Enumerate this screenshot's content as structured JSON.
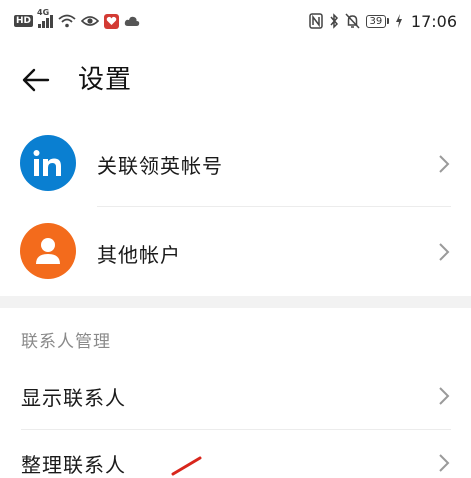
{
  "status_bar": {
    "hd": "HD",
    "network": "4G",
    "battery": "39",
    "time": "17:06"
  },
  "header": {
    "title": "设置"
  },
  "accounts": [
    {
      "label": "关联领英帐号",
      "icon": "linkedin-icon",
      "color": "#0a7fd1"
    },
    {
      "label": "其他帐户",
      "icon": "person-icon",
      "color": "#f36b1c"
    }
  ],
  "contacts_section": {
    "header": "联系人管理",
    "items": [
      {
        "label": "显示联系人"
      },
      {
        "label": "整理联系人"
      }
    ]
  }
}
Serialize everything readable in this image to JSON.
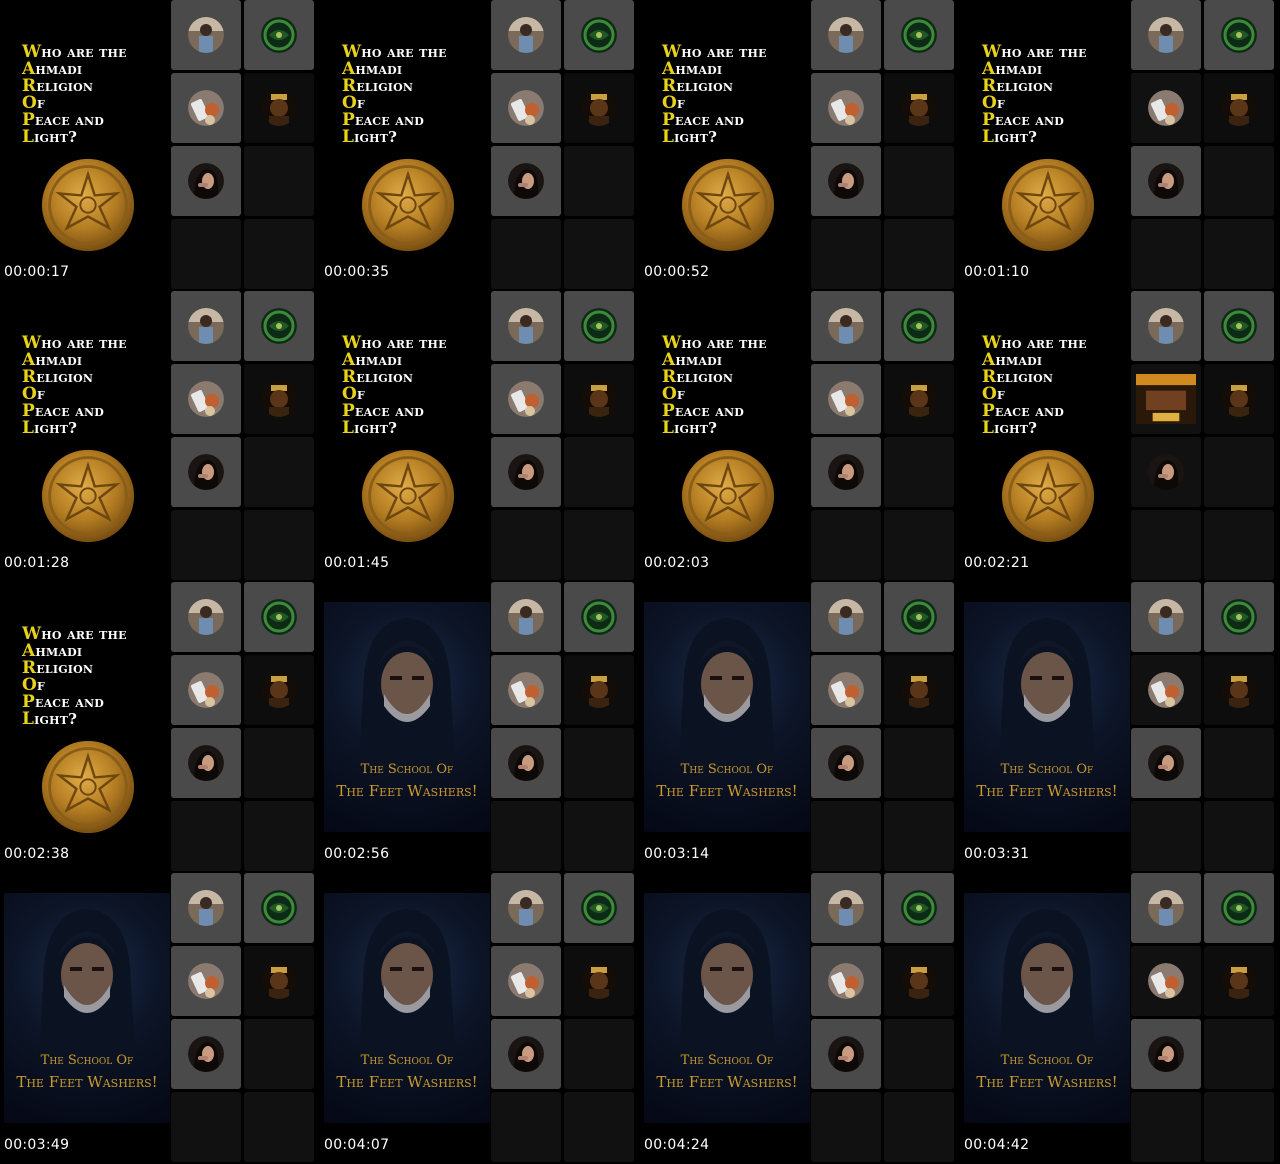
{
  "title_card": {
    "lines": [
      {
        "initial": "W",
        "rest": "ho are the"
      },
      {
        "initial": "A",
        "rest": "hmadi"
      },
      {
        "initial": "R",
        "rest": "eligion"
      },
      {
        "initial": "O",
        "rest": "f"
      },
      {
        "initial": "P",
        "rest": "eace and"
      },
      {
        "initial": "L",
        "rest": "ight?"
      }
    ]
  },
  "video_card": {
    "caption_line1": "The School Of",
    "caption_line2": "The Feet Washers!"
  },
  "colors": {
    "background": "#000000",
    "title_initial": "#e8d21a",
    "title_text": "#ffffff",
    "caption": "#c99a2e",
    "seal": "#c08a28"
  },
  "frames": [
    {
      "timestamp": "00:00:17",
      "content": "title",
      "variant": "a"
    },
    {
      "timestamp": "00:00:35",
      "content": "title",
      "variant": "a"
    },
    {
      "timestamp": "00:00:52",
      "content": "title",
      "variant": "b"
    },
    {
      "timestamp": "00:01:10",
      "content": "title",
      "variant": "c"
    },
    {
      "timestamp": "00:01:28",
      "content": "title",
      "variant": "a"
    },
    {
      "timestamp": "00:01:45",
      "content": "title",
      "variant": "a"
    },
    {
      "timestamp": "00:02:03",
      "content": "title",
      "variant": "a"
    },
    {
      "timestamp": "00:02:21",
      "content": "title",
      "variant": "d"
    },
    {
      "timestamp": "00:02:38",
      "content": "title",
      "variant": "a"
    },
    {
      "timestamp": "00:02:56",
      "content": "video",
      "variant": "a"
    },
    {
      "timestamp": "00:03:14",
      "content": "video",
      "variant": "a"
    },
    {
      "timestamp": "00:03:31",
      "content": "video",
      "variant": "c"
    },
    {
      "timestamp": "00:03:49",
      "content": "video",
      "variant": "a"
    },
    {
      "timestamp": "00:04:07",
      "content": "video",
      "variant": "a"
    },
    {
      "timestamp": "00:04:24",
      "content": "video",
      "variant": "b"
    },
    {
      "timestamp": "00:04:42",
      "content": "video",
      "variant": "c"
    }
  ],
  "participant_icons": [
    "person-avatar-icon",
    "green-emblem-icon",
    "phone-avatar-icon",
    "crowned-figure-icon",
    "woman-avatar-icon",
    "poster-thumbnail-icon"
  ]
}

+ + +

▸ AIM
Output the records above exactly; leave out the pictures.

▸ RESULT OF THIS TASK
Enumerate this screenshot's content as structured JSON.
{
  "status_bar": {
    "hd": "HD",
    "network": "4G",
    "battery": "39",
    "time": "17:06"
  },
  "header": {
    "title": "设置"
  },
  "accounts": [
    {
      "label": "关联领英帐号",
      "icon": "linkedin-icon",
      "color": "#0a7fd1"
    },
    {
      "label": "其他帐户",
      "icon": "person-icon",
      "color": "#f36b1c"
    }
  ],
  "contacts_section": {
    "header": "联系人管理",
    "items": [
      {
        "label": "显示联系人"
      },
      {
        "label": "整理联系人"
      }
    ]
  }
}
Serialize everything readable in this image to JSON.
{
  "title_card": {
    "lines": [
      {
        "initial": "W",
        "rest": "ho are the"
      },
      {
        "initial": "A",
        "rest": "hmadi"
      },
      {
        "initial": "R",
        "rest": "eligion"
      },
      {
        "initial": "O",
        "rest": "f"
      },
      {
        "initial": "P",
        "rest": "eace and"
      },
      {
        "initial": "L",
        "rest": "ight?"
      }
    ]
  },
  "video_card": {
    "caption_line1": "The School Of",
    "caption_line2": "The Feet Washers!"
  },
  "colors": {
    "background": "#000000",
    "title_initial": "#e8d21a",
    "title_text": "#ffffff",
    "caption": "#c99a2e",
    "seal": "#c08a28"
  },
  "frames": [
    {
      "timestamp": "00:00:17",
      "content": "title",
      "variant": "a"
    },
    {
      "timestamp": "00:00:35",
      "content": "title",
      "variant": "a"
    },
    {
      "timestamp": "00:00:52",
      "content": "title",
      "variant": "b"
    },
    {
      "timestamp": "00:01:10",
      "content": "title",
      "variant": "c"
    },
    {
      "timestamp": "00:01:28",
      "content": "title",
      "variant": "a"
    },
    {
      "timestamp": "00:01:45",
      "content": "title",
      "variant": "a"
    },
    {
      "timestamp": "00:02:03",
      "content": "title",
      "variant": "a"
    },
    {
      "timestamp": "00:02:21",
      "content": "title",
      "variant": "d"
    },
    {
      "timestamp": "00:02:38",
      "content": "title",
      "variant": "a"
    },
    {
      "timestamp": "00:02:56",
      "content": "video",
      "variant": "a"
    },
    {
      "timestamp": "00:03:14",
      "content": "video",
      "variant": "a"
    },
    {
      "timestamp": "00:03:31",
      "content": "video",
      "variant": "c"
    },
    {
      "timestamp": "00:03:49",
      "content": "video",
      "variant": "a"
    },
    {
      "timestamp": "00:04:07",
      "content": "video",
      "variant": "a"
    },
    {
      "timestamp": "00:04:24",
      "content": "video",
      "variant": "b"
    },
    {
      "timestamp": "00:04:42",
      "content": "video",
      "variant": "c"
    }
  ],
  "participant_icons": [
    "person-avatar-icon",
    "green-emblem-icon",
    "phone-avatar-icon",
    "crowned-figure-icon",
    "woman-avatar-icon",
    "poster-thumbnail-icon"
  ]
}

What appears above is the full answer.